THE DATA

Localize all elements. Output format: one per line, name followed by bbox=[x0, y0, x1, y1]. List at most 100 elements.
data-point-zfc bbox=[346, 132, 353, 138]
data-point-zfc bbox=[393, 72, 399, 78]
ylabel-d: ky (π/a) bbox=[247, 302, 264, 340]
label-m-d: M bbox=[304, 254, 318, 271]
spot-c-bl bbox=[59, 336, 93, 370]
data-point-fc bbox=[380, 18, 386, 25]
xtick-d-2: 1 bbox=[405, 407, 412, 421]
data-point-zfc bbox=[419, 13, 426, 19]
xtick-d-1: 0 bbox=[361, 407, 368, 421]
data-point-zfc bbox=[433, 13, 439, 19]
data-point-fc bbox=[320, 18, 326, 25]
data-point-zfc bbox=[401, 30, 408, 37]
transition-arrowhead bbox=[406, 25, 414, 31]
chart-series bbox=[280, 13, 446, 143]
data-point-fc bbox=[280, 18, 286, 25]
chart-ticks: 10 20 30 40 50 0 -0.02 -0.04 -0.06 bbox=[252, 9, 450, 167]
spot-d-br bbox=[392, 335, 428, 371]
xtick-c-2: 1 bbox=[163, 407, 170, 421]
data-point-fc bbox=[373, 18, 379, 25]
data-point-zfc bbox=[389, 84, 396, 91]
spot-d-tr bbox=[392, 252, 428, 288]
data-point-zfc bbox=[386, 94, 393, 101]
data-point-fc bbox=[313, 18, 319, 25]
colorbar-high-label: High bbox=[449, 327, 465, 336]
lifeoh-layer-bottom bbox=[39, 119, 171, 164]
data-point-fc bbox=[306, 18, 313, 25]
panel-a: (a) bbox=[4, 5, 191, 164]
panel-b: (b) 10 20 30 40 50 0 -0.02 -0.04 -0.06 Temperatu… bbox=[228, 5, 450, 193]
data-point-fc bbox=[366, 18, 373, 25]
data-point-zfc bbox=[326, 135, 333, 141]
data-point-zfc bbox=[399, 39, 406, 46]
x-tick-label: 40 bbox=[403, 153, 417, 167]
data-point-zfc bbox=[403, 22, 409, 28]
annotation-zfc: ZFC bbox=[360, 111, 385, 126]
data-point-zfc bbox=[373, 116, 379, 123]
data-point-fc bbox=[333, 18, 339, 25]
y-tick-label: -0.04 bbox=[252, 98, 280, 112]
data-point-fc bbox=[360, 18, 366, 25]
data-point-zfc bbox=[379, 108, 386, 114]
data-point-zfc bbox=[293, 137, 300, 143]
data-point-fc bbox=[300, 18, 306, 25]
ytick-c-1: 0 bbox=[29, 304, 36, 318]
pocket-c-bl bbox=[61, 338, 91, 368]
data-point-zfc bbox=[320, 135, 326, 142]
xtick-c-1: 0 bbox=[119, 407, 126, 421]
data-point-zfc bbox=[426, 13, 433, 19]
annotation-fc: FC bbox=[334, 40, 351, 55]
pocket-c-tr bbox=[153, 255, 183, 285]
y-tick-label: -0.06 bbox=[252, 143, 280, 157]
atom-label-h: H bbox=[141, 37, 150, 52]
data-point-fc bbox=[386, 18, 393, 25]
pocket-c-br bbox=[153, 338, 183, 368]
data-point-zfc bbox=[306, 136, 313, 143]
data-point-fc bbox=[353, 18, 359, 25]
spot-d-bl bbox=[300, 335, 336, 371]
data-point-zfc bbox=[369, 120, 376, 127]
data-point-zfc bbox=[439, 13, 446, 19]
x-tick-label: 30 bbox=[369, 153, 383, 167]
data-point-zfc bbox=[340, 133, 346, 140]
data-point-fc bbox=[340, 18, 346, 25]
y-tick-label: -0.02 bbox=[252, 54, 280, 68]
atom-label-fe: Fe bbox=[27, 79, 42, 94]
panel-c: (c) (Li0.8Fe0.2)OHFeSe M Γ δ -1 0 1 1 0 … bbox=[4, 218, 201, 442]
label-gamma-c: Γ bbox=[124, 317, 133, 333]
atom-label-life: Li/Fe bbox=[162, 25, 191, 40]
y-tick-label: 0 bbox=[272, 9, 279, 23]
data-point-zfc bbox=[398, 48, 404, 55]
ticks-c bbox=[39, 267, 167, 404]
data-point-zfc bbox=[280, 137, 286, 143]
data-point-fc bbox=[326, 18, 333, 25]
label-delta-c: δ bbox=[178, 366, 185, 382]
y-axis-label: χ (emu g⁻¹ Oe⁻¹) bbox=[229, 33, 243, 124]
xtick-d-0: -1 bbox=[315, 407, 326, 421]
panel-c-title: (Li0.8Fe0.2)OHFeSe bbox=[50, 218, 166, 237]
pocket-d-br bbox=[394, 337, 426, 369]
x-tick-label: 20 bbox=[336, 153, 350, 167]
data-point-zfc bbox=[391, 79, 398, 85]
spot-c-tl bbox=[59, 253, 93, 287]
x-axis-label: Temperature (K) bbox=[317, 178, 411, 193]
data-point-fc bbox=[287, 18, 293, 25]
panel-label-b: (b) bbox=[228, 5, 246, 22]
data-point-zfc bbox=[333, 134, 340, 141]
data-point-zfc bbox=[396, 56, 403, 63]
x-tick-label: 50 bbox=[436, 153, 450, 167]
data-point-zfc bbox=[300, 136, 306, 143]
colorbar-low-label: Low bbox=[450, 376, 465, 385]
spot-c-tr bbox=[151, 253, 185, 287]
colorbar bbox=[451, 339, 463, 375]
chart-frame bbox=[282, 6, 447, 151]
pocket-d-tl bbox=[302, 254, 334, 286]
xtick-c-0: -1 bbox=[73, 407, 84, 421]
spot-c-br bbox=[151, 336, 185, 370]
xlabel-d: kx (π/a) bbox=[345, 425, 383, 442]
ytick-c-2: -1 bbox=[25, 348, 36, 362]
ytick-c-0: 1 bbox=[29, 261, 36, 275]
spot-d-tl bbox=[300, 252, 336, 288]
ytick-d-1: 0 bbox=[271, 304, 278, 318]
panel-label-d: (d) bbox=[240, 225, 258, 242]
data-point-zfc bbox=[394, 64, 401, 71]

SET EXERCISE
Reproduce the listing line for line, with every character unchanged.

FULL SOLUTION
Localize all elements. Output format: one per line, name followed by bbox=[x0, y0, x1, y1]. List at most 100 elements.
data-point-zfc bbox=[346, 132, 353, 138]
data-point-zfc bbox=[393, 72, 399, 78]
ylabel-d: ky (π/a) bbox=[247, 302, 264, 340]
label-m-d: M bbox=[304, 254, 318, 271]
spot-c-bl bbox=[59, 336, 93, 370]
data-point-fc bbox=[380, 18, 386, 25]
xtick-d-2: 1 bbox=[405, 407, 412, 421]
data-point-zfc bbox=[419, 13, 426, 19]
xtick-d-1: 0 bbox=[361, 407, 368, 421]
data-point-zfc bbox=[433, 13, 439, 19]
data-point-fc bbox=[320, 18, 326, 25]
data-point-zfc bbox=[401, 30, 408, 37]
transition-arrowhead bbox=[406, 25, 414, 31]
chart-series bbox=[280, 13, 446, 143]
data-point-fc bbox=[280, 18, 286, 25]
chart-ticks: 10 20 30 40 50 0 -0.02 -0.04 -0.06 bbox=[252, 9, 450, 167]
spot-d-br bbox=[392, 335, 428, 371]
xtick-c-2: 1 bbox=[163, 407, 170, 421]
data-point-fc bbox=[373, 18, 379, 25]
data-point-zfc bbox=[389, 84, 396, 91]
spot-d-tr bbox=[392, 252, 428, 288]
data-point-zfc bbox=[386, 94, 393, 101]
data-point-fc bbox=[313, 18, 319, 25]
colorbar-high-label: High bbox=[449, 327, 465, 336]
lifeoh-layer-bottom bbox=[39, 119, 171, 164]
data-point-fc bbox=[306, 18, 313, 25]
panel-a: (a) bbox=[4, 5, 191, 164]
panel-b: (b) 10 20 30 40 50 0 -0.02 -0.04 -0.06 Temperatu… bbox=[228, 5, 450, 193]
data-point-fc bbox=[366, 18, 373, 25]
data-point-zfc bbox=[326, 135, 333, 141]
data-point-zfc bbox=[399, 39, 406, 46]
x-tick-label: 40 bbox=[403, 153, 417, 167]
data-point-zfc bbox=[403, 22, 409, 28]
annotation-zfc: ZFC bbox=[360, 111, 385, 126]
data-point-zfc bbox=[373, 116, 379, 123]
data-point-fc bbox=[333, 18, 339, 25]
y-tick-label: -0.04 bbox=[252, 98, 280, 112]
data-point-fc bbox=[360, 18, 366, 25]
data-point-zfc bbox=[379, 108, 386, 114]
data-point-zfc bbox=[293, 137, 300, 143]
data-point-fc bbox=[300, 18, 306, 25]
ytick-c-1: 0 bbox=[29, 304, 36, 318]
pocket-c-bl bbox=[61, 338, 91, 368]
data-point-zfc bbox=[320, 135, 326, 142]
xtick-c-1: 0 bbox=[119, 407, 126, 421]
data-point-zfc bbox=[426, 13, 433, 19]
annotation-fc: FC bbox=[334, 40, 351, 55]
pocket-c-tr bbox=[153, 255, 183, 285]
y-tick-label: -0.06 bbox=[252, 143, 280, 157]
atom-label-h: H bbox=[141, 37, 150, 52]
data-point-fc bbox=[386, 18, 393, 25]
pocket-c-br bbox=[153, 338, 183, 368]
data-point-zfc bbox=[306, 136, 313, 143]
data-point-fc bbox=[353, 18, 359, 25]
spot-d-bl bbox=[300, 335, 336, 371]
data-point-zfc bbox=[369, 120, 376, 127]
data-point-zfc bbox=[439, 13, 446, 19]
x-tick-label: 30 bbox=[369, 153, 383, 167]
data-point-zfc bbox=[340, 133, 346, 140]
data-point-fc bbox=[340, 18, 346, 25]
y-tick-label: -0.02 bbox=[252, 54, 280, 68]
atom-label-fe: Fe bbox=[27, 79, 42, 94]
panel-c: (c) (Li0.8Fe0.2)OHFeSe M Γ δ -1 0 1 1 0 … bbox=[4, 218, 201, 442]
label-gamma-c: Γ bbox=[124, 317, 133, 333]
atom-label-life: Li/Fe bbox=[162, 25, 191, 40]
y-tick-label: 0 bbox=[272, 9, 279, 23]
data-point-zfc bbox=[398, 48, 404, 55]
ticks-c bbox=[39, 267, 167, 404]
data-point-zfc bbox=[280, 137, 286, 143]
data-point-fc bbox=[326, 18, 333, 25]
label-delta-c: δ bbox=[178, 366, 185, 382]
y-axis-label: χ (emu g⁻¹ Oe⁻¹) bbox=[229, 33, 243, 124]
xtick-d-0: -1 bbox=[315, 407, 326, 421]
panel-c-title: (Li0.8Fe0.2)OHFeSe bbox=[50, 218, 166, 237]
pocket-d-br bbox=[394, 337, 426, 369]
x-tick-label: 20 bbox=[336, 153, 350, 167]
data-point-zfc bbox=[391, 79, 398, 85]
spot-c-tl bbox=[59, 253, 93, 287]
x-axis-label: Temperature (K) bbox=[317, 178, 411, 193]
data-point-fc bbox=[287, 18, 293, 25]
panel-label-b: (b) bbox=[228, 5, 246, 22]
data-point-zfc bbox=[333, 134, 340, 141]
data-point-zfc bbox=[396, 56, 403, 63]
x-tick-label: 50 bbox=[436, 153, 450, 167]
data-point-zfc bbox=[300, 136, 306, 143]
colorbar-low-label: Low bbox=[450, 376, 465, 385]
spot-c-tr bbox=[151, 253, 185, 287]
colorbar bbox=[451, 339, 463, 375]
chart-frame bbox=[282, 6, 447, 151]
pocket-d-tl bbox=[302, 254, 334, 286]
xtick-c-0: -1 bbox=[73, 407, 84, 421]
spot-c-br bbox=[151, 336, 185, 370]
xlabel-d: kx (π/a) bbox=[345, 425, 383, 442]
ytick-c-2: -1 bbox=[25, 348, 36, 362]
ytick-c-0: 1 bbox=[29, 261, 36, 275]
spot-d-tl bbox=[300, 252, 336, 288]
ytick-d-1: 0 bbox=[271, 304, 278, 318]
panel-label-d: (d) bbox=[240, 225, 258, 242]
data-point-zfc bbox=[394, 64, 401, 71]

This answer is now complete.